**Exercise task:** Copy out each line of the material in which the word "What" appears.

# Start of Material for this task

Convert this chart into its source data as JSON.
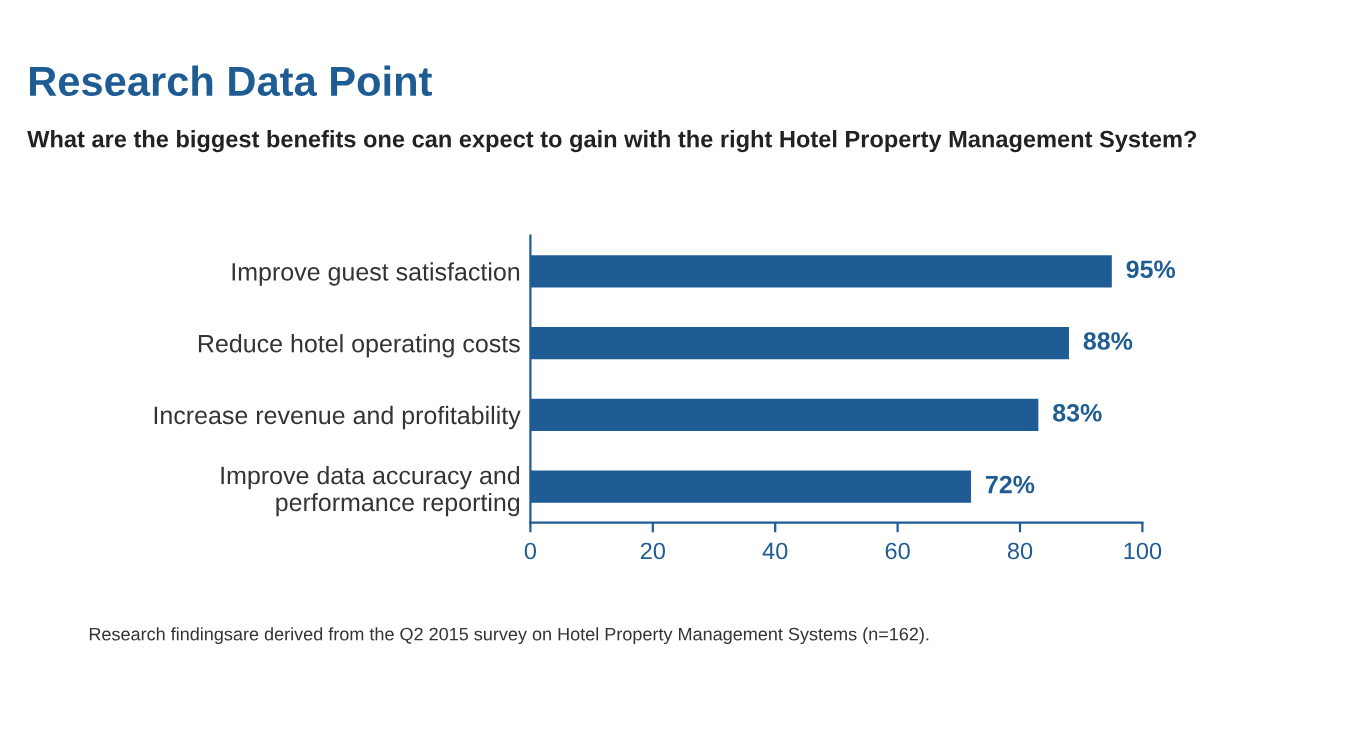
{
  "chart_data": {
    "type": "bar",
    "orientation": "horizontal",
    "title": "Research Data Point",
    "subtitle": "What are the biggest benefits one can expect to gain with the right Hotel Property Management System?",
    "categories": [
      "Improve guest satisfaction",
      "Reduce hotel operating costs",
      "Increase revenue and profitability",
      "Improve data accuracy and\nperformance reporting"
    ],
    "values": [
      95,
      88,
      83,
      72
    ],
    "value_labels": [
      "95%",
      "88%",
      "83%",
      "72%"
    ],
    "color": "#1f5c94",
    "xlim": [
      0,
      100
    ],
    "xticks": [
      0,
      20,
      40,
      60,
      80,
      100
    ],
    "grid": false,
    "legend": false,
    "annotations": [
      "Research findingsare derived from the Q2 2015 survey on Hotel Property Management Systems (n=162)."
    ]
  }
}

# End of Material for this task
# Start of Material for this task

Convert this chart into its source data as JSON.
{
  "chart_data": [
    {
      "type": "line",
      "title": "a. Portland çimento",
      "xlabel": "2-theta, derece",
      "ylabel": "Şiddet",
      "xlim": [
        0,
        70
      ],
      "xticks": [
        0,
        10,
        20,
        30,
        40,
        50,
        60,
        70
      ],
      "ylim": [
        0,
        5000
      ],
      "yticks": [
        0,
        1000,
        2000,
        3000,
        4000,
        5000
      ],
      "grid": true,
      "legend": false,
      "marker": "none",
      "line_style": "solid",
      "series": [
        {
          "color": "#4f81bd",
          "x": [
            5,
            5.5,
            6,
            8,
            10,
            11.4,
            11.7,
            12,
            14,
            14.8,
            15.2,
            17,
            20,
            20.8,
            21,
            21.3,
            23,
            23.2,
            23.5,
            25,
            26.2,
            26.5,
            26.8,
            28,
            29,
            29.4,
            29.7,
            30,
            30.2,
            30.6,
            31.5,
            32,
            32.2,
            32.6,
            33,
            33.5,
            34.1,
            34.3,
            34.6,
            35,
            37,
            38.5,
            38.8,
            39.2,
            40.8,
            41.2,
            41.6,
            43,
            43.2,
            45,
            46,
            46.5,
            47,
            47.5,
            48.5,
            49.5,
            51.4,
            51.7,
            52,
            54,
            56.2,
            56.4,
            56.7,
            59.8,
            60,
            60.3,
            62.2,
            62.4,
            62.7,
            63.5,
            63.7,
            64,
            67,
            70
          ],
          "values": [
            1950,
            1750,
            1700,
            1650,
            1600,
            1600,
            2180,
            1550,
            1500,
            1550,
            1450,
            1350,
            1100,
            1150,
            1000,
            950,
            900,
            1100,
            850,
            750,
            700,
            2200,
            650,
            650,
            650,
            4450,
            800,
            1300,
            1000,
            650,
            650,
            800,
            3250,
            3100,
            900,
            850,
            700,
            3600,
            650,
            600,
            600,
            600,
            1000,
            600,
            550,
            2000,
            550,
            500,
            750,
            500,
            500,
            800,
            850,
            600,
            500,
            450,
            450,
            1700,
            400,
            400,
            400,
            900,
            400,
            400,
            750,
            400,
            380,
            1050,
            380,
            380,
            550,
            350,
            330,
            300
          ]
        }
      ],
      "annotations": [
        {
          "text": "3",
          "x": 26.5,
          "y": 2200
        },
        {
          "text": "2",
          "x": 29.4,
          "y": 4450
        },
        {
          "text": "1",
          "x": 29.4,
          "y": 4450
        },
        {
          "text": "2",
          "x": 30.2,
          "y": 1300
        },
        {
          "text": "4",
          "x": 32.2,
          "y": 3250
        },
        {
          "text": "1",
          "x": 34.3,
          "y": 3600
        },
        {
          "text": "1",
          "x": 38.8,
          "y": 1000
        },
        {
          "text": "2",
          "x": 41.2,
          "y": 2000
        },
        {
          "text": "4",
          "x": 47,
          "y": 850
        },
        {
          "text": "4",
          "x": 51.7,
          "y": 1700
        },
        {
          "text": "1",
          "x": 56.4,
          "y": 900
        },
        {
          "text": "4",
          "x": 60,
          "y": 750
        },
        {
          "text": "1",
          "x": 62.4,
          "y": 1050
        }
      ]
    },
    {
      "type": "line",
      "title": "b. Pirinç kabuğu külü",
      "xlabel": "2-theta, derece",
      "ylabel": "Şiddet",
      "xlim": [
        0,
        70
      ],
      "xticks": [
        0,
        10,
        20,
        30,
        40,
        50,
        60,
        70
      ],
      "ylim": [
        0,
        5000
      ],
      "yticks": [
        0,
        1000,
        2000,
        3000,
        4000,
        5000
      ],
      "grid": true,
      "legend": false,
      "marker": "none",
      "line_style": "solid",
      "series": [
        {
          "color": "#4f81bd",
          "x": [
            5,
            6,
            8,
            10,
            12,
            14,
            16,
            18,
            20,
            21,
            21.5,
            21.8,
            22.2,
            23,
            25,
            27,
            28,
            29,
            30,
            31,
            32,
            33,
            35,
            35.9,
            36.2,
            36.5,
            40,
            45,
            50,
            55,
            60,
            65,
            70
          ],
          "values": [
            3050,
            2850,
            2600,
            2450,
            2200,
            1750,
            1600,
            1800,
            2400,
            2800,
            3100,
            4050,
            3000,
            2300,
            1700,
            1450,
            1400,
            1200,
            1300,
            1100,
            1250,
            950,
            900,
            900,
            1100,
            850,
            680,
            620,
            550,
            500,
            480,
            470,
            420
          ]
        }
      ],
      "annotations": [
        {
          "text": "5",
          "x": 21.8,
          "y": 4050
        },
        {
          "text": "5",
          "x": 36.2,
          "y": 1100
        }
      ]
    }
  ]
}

# End of Material for this task
# Start of Material for this task

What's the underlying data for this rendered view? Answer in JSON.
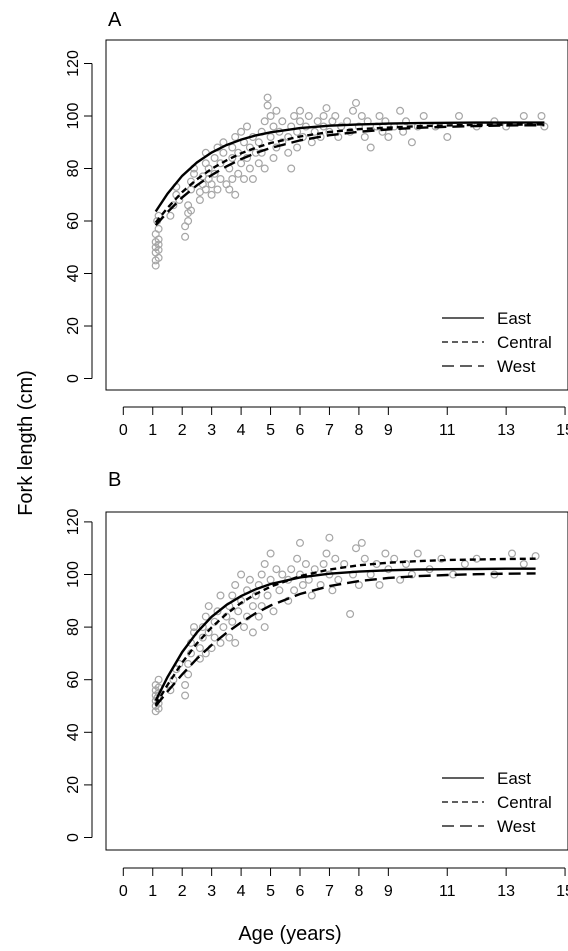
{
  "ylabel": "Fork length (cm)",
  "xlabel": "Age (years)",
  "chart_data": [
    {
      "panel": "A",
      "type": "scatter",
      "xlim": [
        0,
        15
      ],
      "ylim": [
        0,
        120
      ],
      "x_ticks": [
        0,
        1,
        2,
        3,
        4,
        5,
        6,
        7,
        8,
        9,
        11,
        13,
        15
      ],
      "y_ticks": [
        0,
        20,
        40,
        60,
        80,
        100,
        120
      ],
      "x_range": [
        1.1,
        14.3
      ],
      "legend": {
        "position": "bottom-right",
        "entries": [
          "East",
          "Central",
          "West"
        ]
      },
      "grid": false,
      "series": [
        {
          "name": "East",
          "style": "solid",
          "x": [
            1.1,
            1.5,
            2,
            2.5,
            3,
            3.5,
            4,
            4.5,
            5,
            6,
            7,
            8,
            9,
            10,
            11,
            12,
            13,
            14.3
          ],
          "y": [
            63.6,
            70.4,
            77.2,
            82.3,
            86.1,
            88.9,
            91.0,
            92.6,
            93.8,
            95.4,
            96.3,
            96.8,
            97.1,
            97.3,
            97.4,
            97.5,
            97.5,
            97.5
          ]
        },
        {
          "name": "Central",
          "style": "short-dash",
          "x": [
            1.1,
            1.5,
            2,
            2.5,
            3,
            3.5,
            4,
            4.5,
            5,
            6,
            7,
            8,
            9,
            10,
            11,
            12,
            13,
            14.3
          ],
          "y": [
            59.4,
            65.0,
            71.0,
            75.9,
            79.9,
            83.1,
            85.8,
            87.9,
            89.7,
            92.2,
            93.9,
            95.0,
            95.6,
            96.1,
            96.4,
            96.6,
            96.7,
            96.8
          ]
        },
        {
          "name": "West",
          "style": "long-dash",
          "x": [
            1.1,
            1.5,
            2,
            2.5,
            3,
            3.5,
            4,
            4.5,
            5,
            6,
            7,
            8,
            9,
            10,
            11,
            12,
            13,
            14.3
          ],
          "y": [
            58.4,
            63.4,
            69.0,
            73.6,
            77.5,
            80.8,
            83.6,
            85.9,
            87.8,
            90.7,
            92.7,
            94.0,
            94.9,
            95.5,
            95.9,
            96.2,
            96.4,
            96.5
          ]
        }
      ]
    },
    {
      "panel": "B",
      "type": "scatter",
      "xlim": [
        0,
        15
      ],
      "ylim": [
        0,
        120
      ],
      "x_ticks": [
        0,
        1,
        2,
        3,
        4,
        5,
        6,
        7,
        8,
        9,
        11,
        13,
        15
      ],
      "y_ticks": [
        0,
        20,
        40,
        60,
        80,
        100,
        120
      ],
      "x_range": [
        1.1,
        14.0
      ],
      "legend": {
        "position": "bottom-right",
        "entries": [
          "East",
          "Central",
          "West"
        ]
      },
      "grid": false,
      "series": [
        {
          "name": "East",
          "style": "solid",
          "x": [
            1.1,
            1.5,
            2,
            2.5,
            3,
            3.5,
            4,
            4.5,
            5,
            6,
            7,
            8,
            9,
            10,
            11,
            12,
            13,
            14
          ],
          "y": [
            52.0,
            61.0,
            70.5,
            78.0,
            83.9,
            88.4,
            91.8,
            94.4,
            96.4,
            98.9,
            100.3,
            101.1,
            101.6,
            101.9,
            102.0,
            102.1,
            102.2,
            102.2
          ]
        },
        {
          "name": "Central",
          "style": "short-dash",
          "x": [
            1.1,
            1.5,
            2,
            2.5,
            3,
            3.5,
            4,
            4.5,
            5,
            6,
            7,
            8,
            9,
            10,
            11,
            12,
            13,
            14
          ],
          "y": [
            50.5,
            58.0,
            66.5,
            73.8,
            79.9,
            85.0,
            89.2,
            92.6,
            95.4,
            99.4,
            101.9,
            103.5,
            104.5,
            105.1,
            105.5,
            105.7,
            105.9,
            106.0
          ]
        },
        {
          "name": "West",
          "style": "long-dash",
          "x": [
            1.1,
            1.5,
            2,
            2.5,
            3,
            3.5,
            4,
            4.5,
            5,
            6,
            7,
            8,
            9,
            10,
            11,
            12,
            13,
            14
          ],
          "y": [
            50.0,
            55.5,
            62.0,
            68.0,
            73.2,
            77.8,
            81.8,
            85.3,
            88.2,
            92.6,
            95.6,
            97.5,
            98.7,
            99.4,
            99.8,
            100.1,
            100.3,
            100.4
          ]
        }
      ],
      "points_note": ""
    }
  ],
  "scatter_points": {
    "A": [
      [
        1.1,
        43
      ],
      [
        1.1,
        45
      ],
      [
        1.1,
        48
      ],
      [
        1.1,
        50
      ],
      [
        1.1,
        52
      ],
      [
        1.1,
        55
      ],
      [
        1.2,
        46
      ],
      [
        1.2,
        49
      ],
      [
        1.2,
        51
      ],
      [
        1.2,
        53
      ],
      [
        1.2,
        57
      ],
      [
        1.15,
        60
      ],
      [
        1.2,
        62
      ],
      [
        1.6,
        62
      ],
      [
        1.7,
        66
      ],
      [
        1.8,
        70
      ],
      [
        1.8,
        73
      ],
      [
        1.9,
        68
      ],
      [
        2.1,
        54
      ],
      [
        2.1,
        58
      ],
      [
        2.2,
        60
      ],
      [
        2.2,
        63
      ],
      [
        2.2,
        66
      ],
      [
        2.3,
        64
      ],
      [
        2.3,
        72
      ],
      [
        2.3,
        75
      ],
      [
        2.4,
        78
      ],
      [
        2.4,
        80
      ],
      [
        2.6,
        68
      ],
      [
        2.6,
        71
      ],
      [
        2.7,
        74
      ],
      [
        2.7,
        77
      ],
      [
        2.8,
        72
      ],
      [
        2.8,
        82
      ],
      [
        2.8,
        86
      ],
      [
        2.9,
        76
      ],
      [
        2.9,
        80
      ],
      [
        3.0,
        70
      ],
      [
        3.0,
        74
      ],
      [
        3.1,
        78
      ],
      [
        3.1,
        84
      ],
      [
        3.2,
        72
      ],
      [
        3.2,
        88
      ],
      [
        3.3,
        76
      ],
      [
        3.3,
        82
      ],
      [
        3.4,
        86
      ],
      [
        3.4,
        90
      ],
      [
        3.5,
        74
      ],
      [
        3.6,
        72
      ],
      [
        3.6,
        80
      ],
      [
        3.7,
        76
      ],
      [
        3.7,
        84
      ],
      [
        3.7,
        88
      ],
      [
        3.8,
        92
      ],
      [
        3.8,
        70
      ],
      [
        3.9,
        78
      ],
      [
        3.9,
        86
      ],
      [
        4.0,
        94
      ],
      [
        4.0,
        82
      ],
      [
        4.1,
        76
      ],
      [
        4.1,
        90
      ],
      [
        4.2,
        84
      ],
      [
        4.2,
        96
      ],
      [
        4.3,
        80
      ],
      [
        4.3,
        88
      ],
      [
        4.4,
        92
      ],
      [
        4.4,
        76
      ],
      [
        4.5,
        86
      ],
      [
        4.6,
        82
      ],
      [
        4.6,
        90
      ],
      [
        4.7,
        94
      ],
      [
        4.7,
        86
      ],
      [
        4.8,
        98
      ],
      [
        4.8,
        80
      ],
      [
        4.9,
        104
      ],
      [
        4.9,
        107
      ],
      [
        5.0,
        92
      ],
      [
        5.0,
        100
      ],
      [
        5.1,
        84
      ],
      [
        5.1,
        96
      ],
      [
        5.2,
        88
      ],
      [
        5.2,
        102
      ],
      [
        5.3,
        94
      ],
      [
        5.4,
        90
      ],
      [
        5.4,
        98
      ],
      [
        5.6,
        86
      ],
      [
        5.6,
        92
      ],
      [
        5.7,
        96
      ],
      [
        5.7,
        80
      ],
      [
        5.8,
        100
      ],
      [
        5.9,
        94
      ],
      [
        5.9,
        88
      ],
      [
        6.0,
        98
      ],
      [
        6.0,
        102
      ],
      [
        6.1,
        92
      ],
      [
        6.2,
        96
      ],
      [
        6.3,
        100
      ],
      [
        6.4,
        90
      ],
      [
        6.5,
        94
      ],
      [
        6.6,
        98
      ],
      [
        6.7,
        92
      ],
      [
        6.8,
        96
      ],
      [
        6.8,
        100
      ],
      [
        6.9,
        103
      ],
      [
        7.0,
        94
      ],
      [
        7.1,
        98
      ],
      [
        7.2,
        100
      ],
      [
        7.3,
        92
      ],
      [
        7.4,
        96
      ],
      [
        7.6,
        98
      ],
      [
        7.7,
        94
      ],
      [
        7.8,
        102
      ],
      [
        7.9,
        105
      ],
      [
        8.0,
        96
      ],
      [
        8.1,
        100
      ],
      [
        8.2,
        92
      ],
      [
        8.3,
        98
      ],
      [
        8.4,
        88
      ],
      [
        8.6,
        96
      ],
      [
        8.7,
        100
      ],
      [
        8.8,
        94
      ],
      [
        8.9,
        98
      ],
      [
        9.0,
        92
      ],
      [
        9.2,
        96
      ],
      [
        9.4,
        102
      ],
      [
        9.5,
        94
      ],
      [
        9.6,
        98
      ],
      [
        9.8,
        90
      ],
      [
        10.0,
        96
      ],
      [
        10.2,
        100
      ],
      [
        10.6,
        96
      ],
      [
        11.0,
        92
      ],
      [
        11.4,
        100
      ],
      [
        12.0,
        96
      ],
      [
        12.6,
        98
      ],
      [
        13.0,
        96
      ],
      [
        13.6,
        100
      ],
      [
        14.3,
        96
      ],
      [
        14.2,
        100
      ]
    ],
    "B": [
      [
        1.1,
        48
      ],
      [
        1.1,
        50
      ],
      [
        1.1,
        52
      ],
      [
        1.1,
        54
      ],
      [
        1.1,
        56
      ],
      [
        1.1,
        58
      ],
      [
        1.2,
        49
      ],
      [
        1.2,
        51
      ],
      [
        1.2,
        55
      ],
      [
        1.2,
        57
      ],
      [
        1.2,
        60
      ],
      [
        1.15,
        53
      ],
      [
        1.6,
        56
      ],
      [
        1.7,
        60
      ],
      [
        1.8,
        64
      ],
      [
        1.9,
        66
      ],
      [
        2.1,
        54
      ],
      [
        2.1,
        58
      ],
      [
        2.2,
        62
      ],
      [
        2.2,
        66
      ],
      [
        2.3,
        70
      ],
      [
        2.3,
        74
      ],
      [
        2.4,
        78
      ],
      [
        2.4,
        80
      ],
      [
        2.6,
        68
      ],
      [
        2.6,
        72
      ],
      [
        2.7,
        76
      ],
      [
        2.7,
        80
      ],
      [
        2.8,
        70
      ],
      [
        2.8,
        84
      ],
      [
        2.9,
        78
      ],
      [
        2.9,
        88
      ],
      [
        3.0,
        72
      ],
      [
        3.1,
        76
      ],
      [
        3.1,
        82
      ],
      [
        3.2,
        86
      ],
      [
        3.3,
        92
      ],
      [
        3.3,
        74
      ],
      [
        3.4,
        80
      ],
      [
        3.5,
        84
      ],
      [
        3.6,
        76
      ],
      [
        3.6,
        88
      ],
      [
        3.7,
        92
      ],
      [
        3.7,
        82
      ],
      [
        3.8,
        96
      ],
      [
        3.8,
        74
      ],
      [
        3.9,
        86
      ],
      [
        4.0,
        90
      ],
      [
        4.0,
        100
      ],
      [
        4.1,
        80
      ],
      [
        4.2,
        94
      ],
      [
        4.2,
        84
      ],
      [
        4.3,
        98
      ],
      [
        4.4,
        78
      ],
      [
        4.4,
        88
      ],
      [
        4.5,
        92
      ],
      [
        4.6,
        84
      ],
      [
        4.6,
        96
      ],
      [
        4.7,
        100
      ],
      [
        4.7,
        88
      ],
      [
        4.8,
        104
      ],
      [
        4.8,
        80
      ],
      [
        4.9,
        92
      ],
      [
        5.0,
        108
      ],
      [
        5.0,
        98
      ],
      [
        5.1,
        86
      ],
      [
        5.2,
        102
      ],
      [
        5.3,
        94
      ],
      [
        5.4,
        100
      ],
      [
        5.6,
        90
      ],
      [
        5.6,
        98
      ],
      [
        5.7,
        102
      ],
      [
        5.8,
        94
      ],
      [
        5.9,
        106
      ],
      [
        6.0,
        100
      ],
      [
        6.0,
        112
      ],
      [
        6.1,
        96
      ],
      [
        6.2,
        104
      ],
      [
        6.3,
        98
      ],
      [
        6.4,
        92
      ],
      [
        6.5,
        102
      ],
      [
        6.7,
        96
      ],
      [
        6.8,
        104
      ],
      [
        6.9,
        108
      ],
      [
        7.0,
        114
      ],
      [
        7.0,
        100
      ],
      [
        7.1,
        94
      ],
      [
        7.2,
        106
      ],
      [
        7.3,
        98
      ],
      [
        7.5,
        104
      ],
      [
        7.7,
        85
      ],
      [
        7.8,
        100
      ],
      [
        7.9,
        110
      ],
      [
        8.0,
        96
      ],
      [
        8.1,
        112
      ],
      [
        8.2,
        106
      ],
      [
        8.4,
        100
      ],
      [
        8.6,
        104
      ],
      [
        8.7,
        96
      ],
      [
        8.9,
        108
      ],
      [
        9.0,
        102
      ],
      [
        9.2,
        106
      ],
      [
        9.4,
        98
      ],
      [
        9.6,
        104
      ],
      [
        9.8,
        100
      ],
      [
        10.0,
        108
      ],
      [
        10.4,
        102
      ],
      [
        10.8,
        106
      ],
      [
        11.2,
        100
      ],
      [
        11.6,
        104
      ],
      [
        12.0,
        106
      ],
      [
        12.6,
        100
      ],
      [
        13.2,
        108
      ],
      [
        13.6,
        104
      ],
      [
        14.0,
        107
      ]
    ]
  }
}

# End of Material for this task

**Task result:**
    "subtitle": "What are the biggest benefits one can expect to gain with the right Hotel Property Management System?",
What's the underlying data for this rendered view? Answer in JSON.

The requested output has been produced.